[Entries from a dataset]
########################################

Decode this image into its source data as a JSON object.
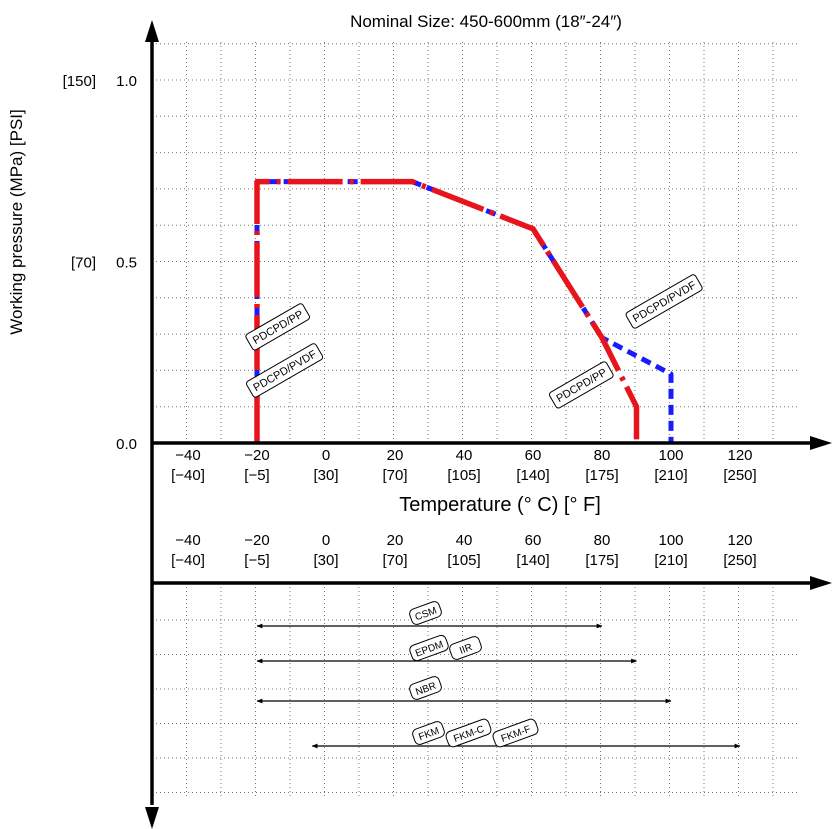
{
  "chart_data": {
    "type": "line",
    "title": "Nominal Size: 450-600mm (18″-24″)",
    "ylabel": "Working pressure (MPa) [PSI]",
    "xlabel": "Temperature (°  C) [°  F]",
    "xlim": [
      -50,
      130
    ],
    "ylim": [
      0,
      1.1
    ],
    "y_ticks": [
      {
        "value": 0.0,
        "label": "0.0",
        "psi": ""
      },
      {
        "value": 0.5,
        "label": "0.5",
        "psi": "[70]"
      },
      {
        "value": 1.0,
        "label": "1.0",
        "psi": "[150]"
      }
    ],
    "x_ticks": [
      {
        "value": -40,
        "c": "−40",
        "f": "[−40]"
      },
      {
        "value": -20,
        "c": "−20",
        "f": "[−5]"
      },
      {
        "value": 0,
        "c": "0",
        "f": "[30]"
      },
      {
        "value": 20,
        "c": "20",
        "f": "[70]"
      },
      {
        "value": 40,
        "c": "40",
        "f": "[105]"
      },
      {
        "value": 60,
        "c": "60",
        "f": "[140]"
      },
      {
        "value": 80,
        "c": "80",
        "f": "[175]"
      },
      {
        "value": 100,
        "c": "100",
        "f": "[210]"
      },
      {
        "value": 120,
        "c": "120",
        "f": "[250]"
      }
    ],
    "series": [
      {
        "name": "PDCPD/PVDF",
        "color": "#1a1aff",
        "style": "dashed",
        "points": [
          [
            -20,
            0
          ],
          [
            -20,
            0.72
          ],
          [
            25,
            0.72
          ],
          [
            60,
            0.59
          ],
          [
            80,
            0.29
          ],
          [
            100,
            0.19
          ],
          [
            100,
            0
          ]
        ]
      },
      {
        "name": "PDCPD/PP",
        "color": "#e8141c",
        "style": "dash-dot",
        "points": [
          [
            -20,
            0
          ],
          [
            -20,
            0.72
          ],
          [
            25,
            0.72
          ],
          [
            60,
            0.59
          ],
          [
            80,
            0.29
          ],
          [
            90,
            0.1
          ],
          [
            90,
            0
          ]
        ]
      }
    ],
    "series_labels": [
      {
        "text": "PDCPD/PP",
        "x": -14,
        "y": 0.32,
        "series": 1
      },
      {
        "text": "PDCPD/PVDF",
        "x": -12,
        "y": 0.2,
        "series": 0
      },
      {
        "text": "PDCPD/PP",
        "x": 74,
        "y": 0.16,
        "series": 1
      },
      {
        "text": "PDCPD/PVDF",
        "x": 98,
        "y": 0.39,
        "series": 0
      }
    ],
    "seal_ranges": [
      {
        "labels": [
          "CSM"
        ],
        "min": -20,
        "max": 80
      },
      {
        "labels": [
          "EPDM",
          "IIR"
        ],
        "min": -20,
        "max": 90
      },
      {
        "labels": [
          "NBR"
        ],
        "min": -20,
        "max": 100
      },
      {
        "labels": [
          "FKM",
          "FKM-C",
          "FKM-F"
        ],
        "min": -4,
        "max": 120
      }
    ],
    "grid": true
  }
}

########################################

_Short problem_
Output, exactly, all the records above; include no pictures.

_Exercise response_
Decode this image into its source data as a JSON object.
{
  "chart_data": {
    "type": "line",
    "title": "Nominal Size: 450-600mm (18″-24″)",
    "ylabel": "Working pressure (MPa) [PSI]",
    "xlabel": "Temperature (°  C) [°  F]",
    "xlim": [
      -50,
      130
    ],
    "ylim": [
      0,
      1.1
    ],
    "y_ticks": [
      {
        "value": 0.0,
        "label": "0.0",
        "psi": ""
      },
      {
        "value": 0.5,
        "label": "0.5",
        "psi": "[70]"
      },
      {
        "value": 1.0,
        "label": "1.0",
        "psi": "[150]"
      }
    ],
    "x_ticks": [
      {
        "value": -40,
        "c": "−40",
        "f": "[−40]"
      },
      {
        "value": -20,
        "c": "−20",
        "f": "[−5]"
      },
      {
        "value": 0,
        "c": "0",
        "f": "[30]"
      },
      {
        "value": 20,
        "c": "20",
        "f": "[70]"
      },
      {
        "value": 40,
        "c": "40",
        "f": "[105]"
      },
      {
        "value": 60,
        "c": "60",
        "f": "[140]"
      },
      {
        "value": 80,
        "c": "80",
        "f": "[175]"
      },
      {
        "value": 100,
        "c": "100",
        "f": "[210]"
      },
      {
        "value": 120,
        "c": "120",
        "f": "[250]"
      }
    ],
    "series": [
      {
        "name": "PDCPD/PVDF",
        "color": "#1a1aff",
        "style": "dashed",
        "points": [
          [
            -20,
            0
          ],
          [
            -20,
            0.72
          ],
          [
            25,
            0.72
          ],
          [
            60,
            0.59
          ],
          [
            80,
            0.29
          ],
          [
            100,
            0.19
          ],
          [
            100,
            0
          ]
        ]
      },
      {
        "name": "PDCPD/PP",
        "color": "#e8141c",
        "style": "dash-dot",
        "points": [
          [
            -20,
            0
          ],
          [
            -20,
            0.72
          ],
          [
            25,
            0.72
          ],
          [
            60,
            0.59
          ],
          [
            80,
            0.29
          ],
          [
            90,
            0.1
          ],
          [
            90,
            0
          ]
        ]
      }
    ],
    "series_labels": [
      {
        "text": "PDCPD/PP",
        "x": -14,
        "y": 0.32,
        "series": 1
      },
      {
        "text": "PDCPD/PVDF",
        "x": -12,
        "y": 0.2,
        "series": 0
      },
      {
        "text": "PDCPD/PP",
        "x": 74,
        "y": 0.16,
        "series": 1
      },
      {
        "text": "PDCPD/PVDF",
        "x": 98,
        "y": 0.39,
        "series": 0
      }
    ],
    "seal_ranges": [
      {
        "labels": [
          "CSM"
        ],
        "min": -20,
        "max": 80
      },
      {
        "labels": [
          "EPDM",
          "IIR"
        ],
        "min": -20,
        "max": 90
      },
      {
        "labels": [
          "NBR"
        ],
        "min": -20,
        "max": 100
      },
      {
        "labels": [
          "FKM",
          "FKM-C",
          "FKM-F"
        ],
        "min": -4,
        "max": 120
      }
    ],
    "grid": true
  }
}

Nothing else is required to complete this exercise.